__Required task__
Can you output the material exactly as written, minus any pictures it holds?

━━ Data shown ━━

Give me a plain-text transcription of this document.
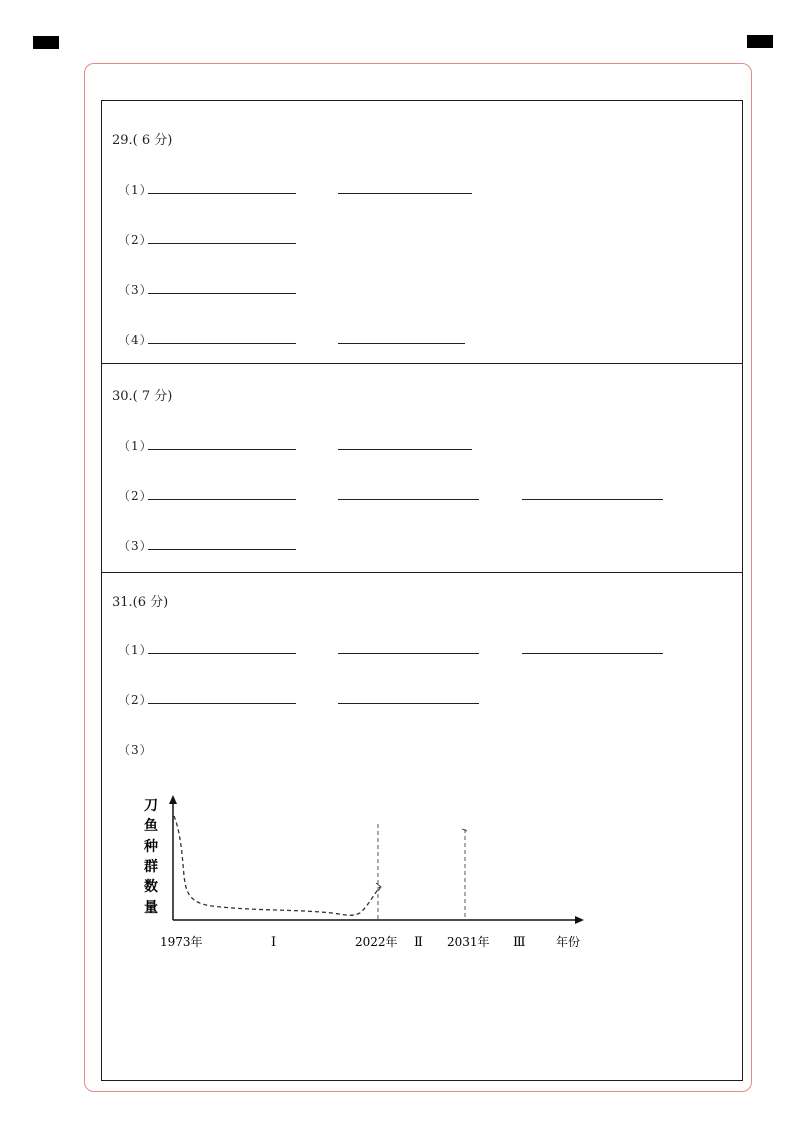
29.( 6 分)
（1）
（2）
（3）
（4）
30.( 7 分)
（1）
（2）
（3）
31.(6 分)
（1）
（2）
（3）
刀
鱼
种
群
数
量
1973年	2022年	2031年
Ⅰ	Ⅱ	Ⅲ	年份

━━━

__Task response__
Give me a plain-text transcription of this document.
29.( 6 分)
（1）
（2）
（3）
（4）
30.( 7 分)
（1）
（2）
（3）
31.(6 分)
（1）
（2）
（3）
刀
鱼
种
群
数
量
1973年	2022年	2031年
Ⅰ	Ⅱ	Ⅲ	年份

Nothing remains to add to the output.